### Written instruction
List each line of the data that holds the string "this".

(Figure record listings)
▼
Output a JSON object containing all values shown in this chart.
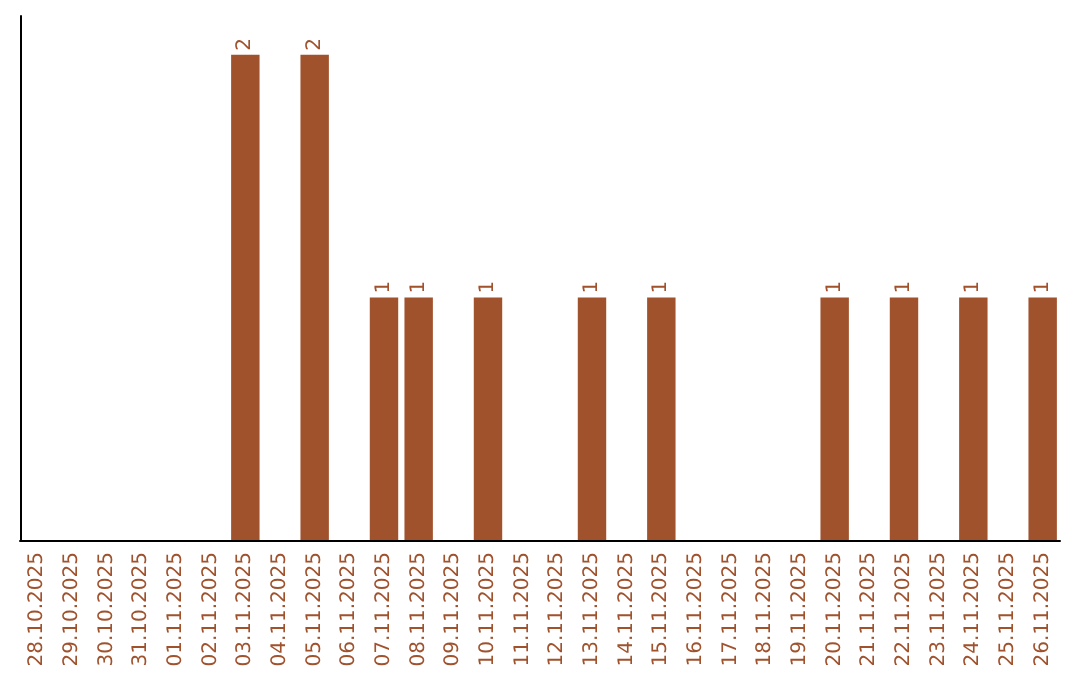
{
  "chart_data": {
    "type": "bar",
    "categories": [
      "28.10.2025",
      "29.10.2025",
      "30.10.2025",
      "31.10.2025",
      "01.11.2025",
      "02.11.2025",
      "03.11.2025",
      "04.11.2025",
      "05.11.2025",
      "06.11.2025",
      "07.11.2025",
      "08.11.2025",
      "09.11.2025",
      "10.11.2025",
      "11.11.2025",
      "12.11.2025",
      "13.11.2025",
      "14.11.2025",
      "15.11.2025",
      "16.11.2025",
      "17.11.2025",
      "18.11.2025",
      "19.11.2025",
      "20.11.2025",
      "21.11.2025",
      "22.11.2025",
      "23.11.2025",
      "24.11.2025",
      "25.11.2025",
      "26.11.2025"
    ],
    "values": [
      0,
      0,
      0,
      0,
      0,
      0,
      2,
      0,
      2,
      0,
      1,
      1,
      0,
      1,
      0,
      0,
      1,
      0,
      1,
      0,
      0,
      0,
      0,
      1,
      0,
      1,
      0,
      1,
      0,
      1
    ],
    "value_labels": [
      null,
      null,
      null,
      null,
      null,
      null,
      "2",
      null,
      "2",
      null,
      "1",
      "1",
      null,
      "1",
      null,
      null,
      "1",
      null,
      "1",
      null,
      null,
      null,
      null,
      "1",
      null,
      "1",
      null,
      "1",
      null,
      "1"
    ],
    "color": "#a0522d",
    "grid": false,
    "tick_labels": "x"
  }
}
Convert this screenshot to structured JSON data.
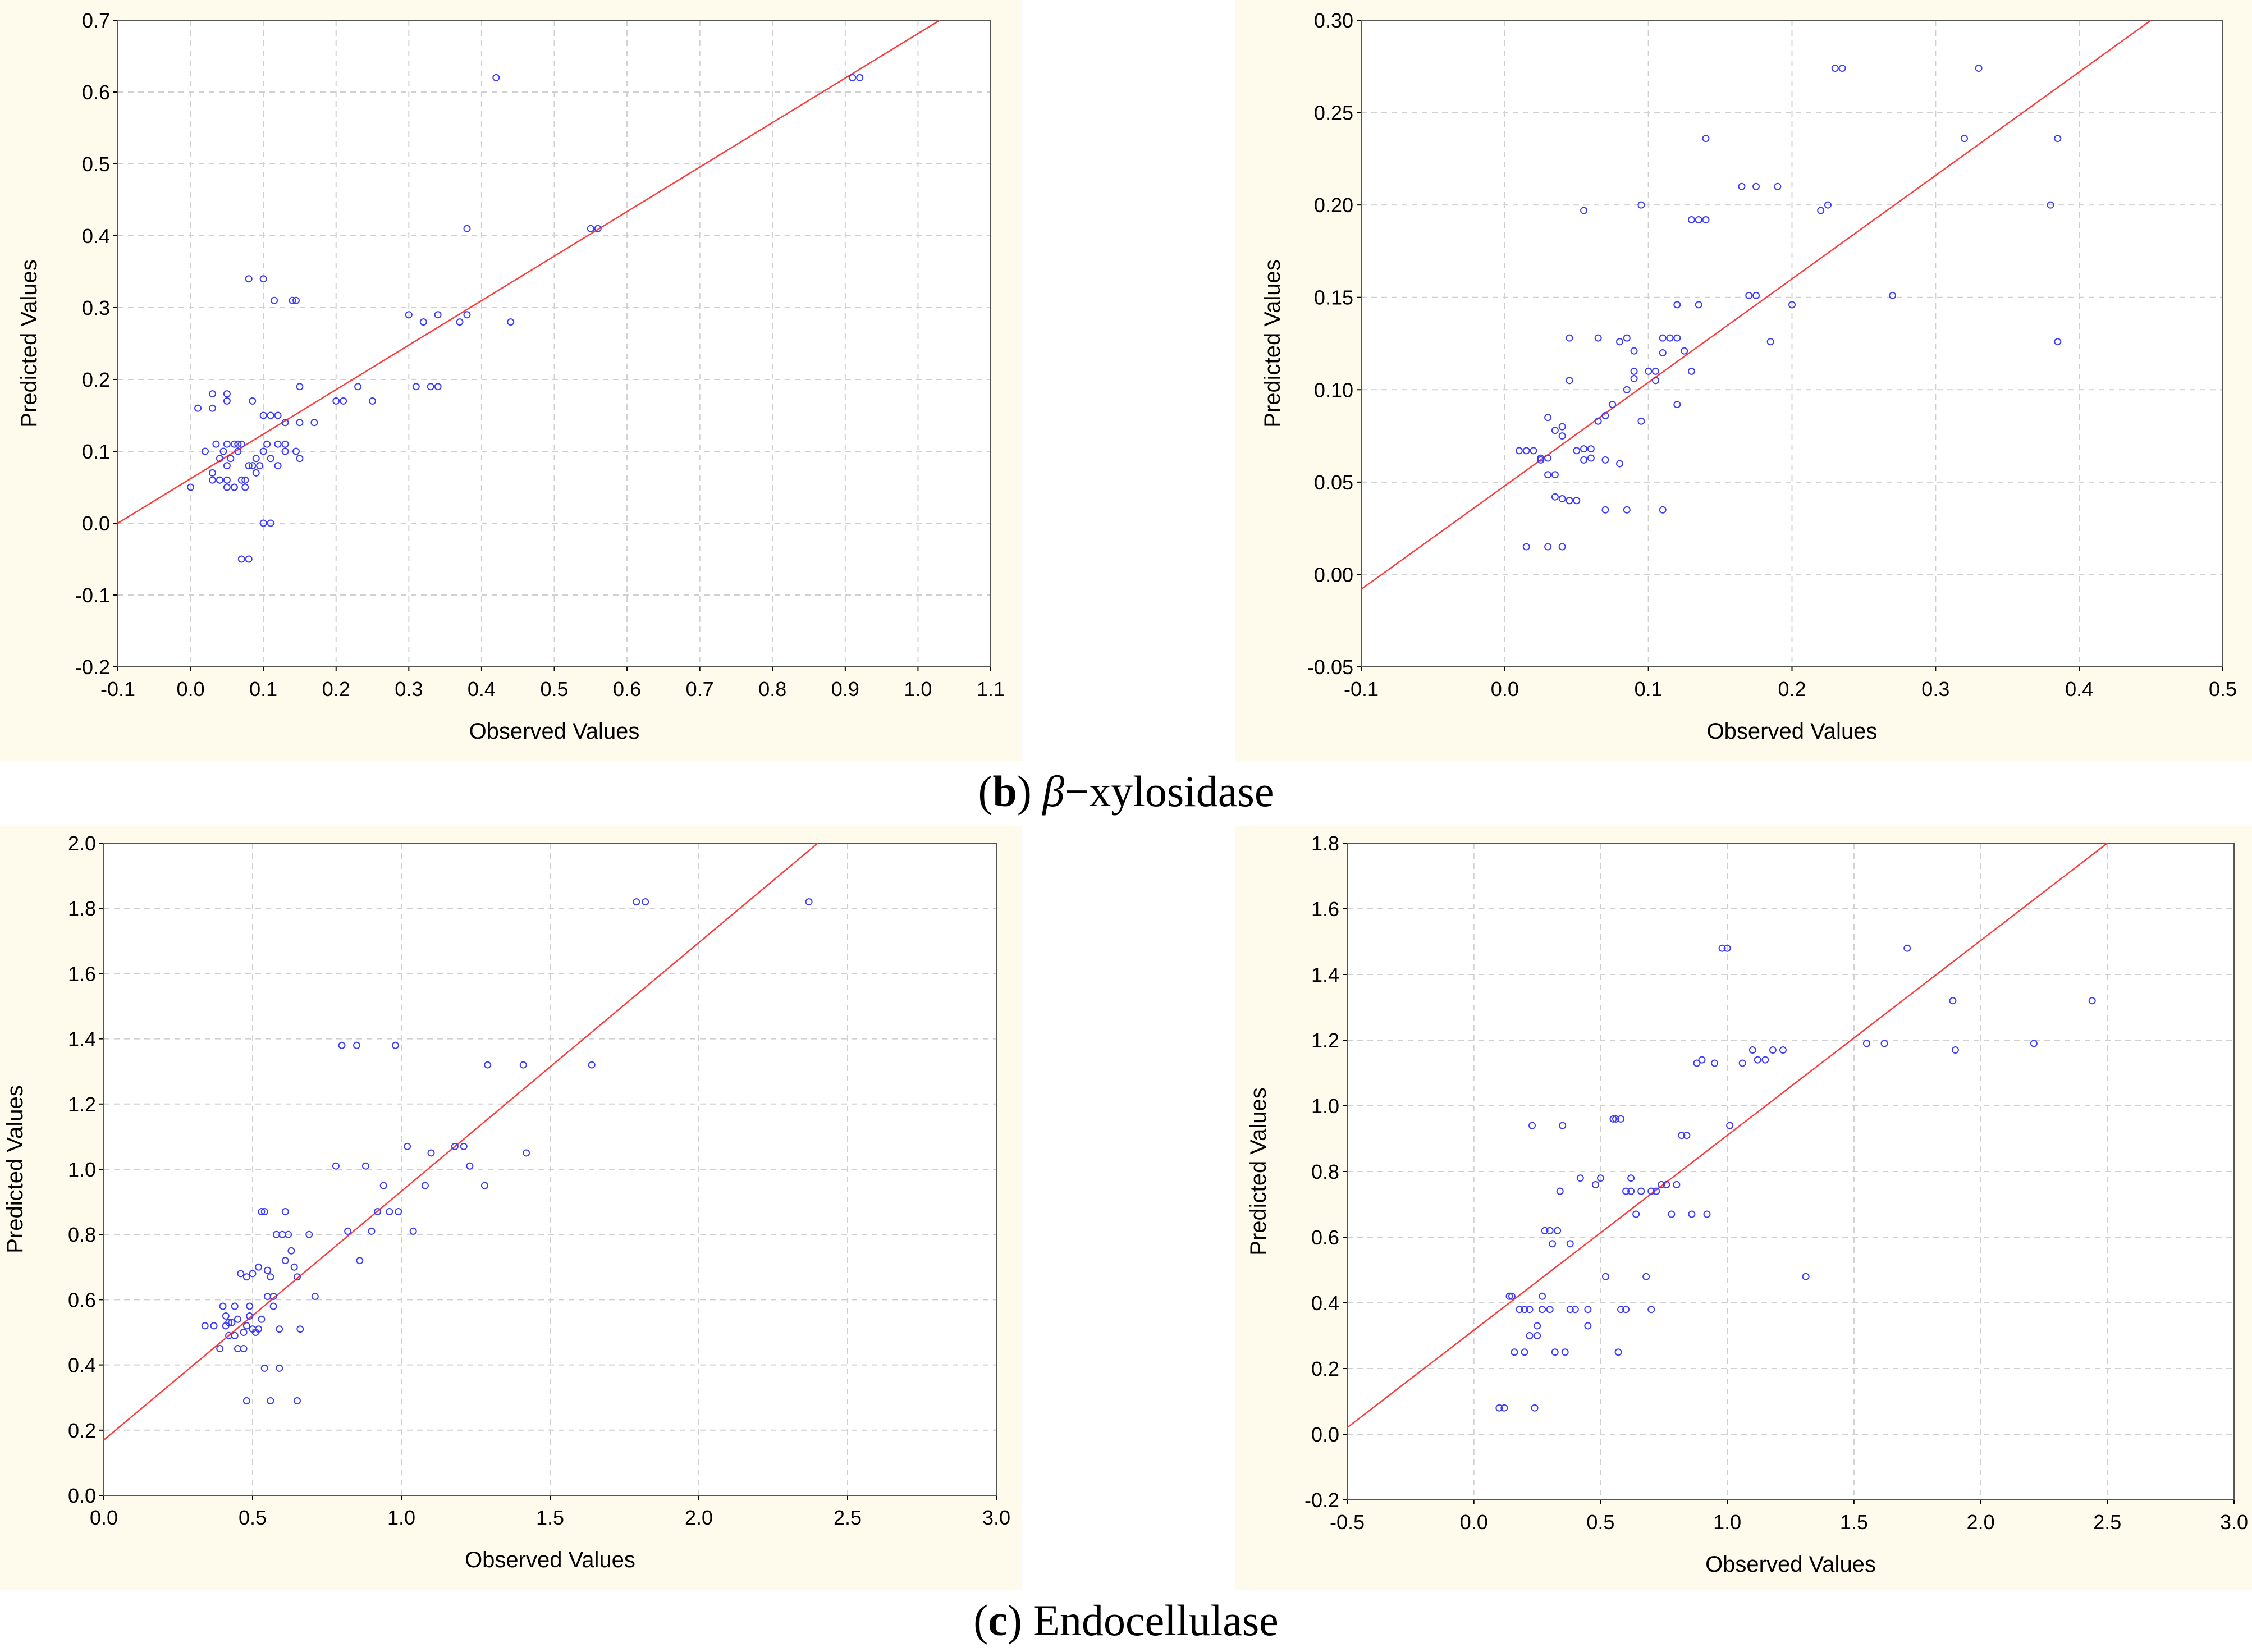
▲
### Task answer
Output a JSON object containing all values shown in this chart.
Convert this screenshot to structured JSON data.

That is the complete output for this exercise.